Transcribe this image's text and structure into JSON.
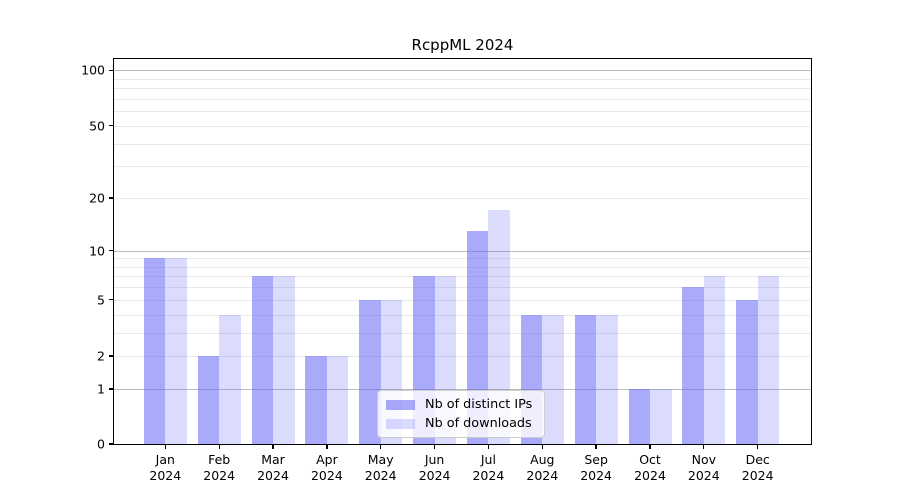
{
  "title": "RcppML 2024",
  "colors": {
    "bar_distinct_ips": "rgba(100,100,245,0.55)",
    "bar_downloads": "rgba(100,100,245,0.23)",
    "major_grid": "#bdbdbd",
    "minor_grid": "#e9e9e9",
    "spine": "#000000",
    "text": "#000000",
    "legend_border": "#cccccc",
    "legend_background": "rgba(255,255,255,0.8)"
  },
  "legend": {
    "items": [
      {
        "label": "Nb of distinct IPs",
        "swatch": "bar_distinct_ips"
      },
      {
        "label": "Nb of downloads",
        "swatch": "bar_downloads"
      }
    ],
    "position": "lower-center-inside"
  },
  "chart_data": {
    "type": "bar",
    "title": "RcppML 2024",
    "categories": [
      "Jan",
      "Feb",
      "Mar",
      "Apr",
      "May",
      "Jun",
      "Jul",
      "Aug",
      "Sep",
      "Oct",
      "Nov",
      "Dec"
    ],
    "year_label": "2024",
    "series": [
      {
        "name": "Nb of distinct IPs",
        "values": [
          9,
          2,
          7,
          2,
          5,
          7,
          13,
          4,
          4,
          1,
          6,
          5
        ]
      },
      {
        "name": "Nb of downloads",
        "values": [
          9,
          4,
          7,
          2,
          5,
          7,
          17,
          4,
          4,
          1,
          7,
          7
        ]
      }
    ],
    "xlabel": "",
    "ylabel": "",
    "y_scale": "log10(1+x)",
    "ylim": [
      0,
      115
    ],
    "y_tick_values": [
      0,
      1,
      2,
      5,
      10,
      20,
      50,
      100
    ],
    "y_tick_labels": [
      "0",
      "1",
      "2",
      "5",
      "10",
      "20",
      "50",
      "100"
    ],
    "grid_major_values": [
      1,
      10,
      100
    ],
    "grid_minor_values": [
      2,
      3,
      4,
      5,
      6,
      7,
      8,
      9,
      20,
      30,
      40,
      50,
      60,
      70,
      80,
      90
    ],
    "grid": "horizontal-only",
    "legend_position": "lower center, inside plot"
  }
}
┄┄┄┄┄┄┄┄┄┄┄┄┄┄┄┄┄┄┄┄
→ **Task**
Every line of the data above should be quoted exactly. Omit the pictures.

→ **Task answer**
Transcribe this image's text and structure into JSON.
{
  "title": "RcppML 2024",
  "colors": {
    "bar_distinct_ips": "rgba(100,100,245,0.55)",
    "bar_downloads": "rgba(100,100,245,0.23)",
    "major_grid": "#bdbdbd",
    "minor_grid": "#e9e9e9",
    "spine": "#000000",
    "text": "#000000",
    "legend_border": "#cccccc",
    "legend_background": "rgba(255,255,255,0.8)"
  },
  "legend": {
    "items": [
      {
        "label": "Nb of distinct IPs",
        "swatch": "bar_distinct_ips"
      },
      {
        "label": "Nb of downloads",
        "swatch": "bar_downloads"
      }
    ],
    "position": "lower-center-inside"
  },
  "chart_data": {
    "type": "bar",
    "title": "RcppML 2024",
    "categories": [
      "Jan",
      "Feb",
      "Mar",
      "Apr",
      "May",
      "Jun",
      "Jul",
      "Aug",
      "Sep",
      "Oct",
      "Nov",
      "Dec"
    ],
    "year_label": "2024",
    "series": [
      {
        "name": "Nb of distinct IPs",
        "values": [
          9,
          2,
          7,
          2,
          5,
          7,
          13,
          4,
          4,
          1,
          6,
          5
        ]
      },
      {
        "name": "Nb of downloads",
        "values": [
          9,
          4,
          7,
          2,
          5,
          7,
          17,
          4,
          4,
          1,
          7,
          7
        ]
      }
    ],
    "xlabel": "",
    "ylabel": "",
    "y_scale": "log10(1+x)",
    "ylim": [
      0,
      115
    ],
    "y_tick_values": [
      0,
      1,
      2,
      5,
      10,
      20,
      50,
      100
    ],
    "y_tick_labels": [
      "0",
      "1",
      "2",
      "5",
      "10",
      "20",
      "50",
      "100"
    ],
    "grid_major_values": [
      1,
      10,
      100
    ],
    "grid_minor_values": [
      2,
      3,
      4,
      5,
      6,
      7,
      8,
      9,
      20,
      30,
      40,
      50,
      60,
      70,
      80,
      90
    ],
    "grid": "horizontal-only",
    "legend_position": "lower center, inside plot"
  }
}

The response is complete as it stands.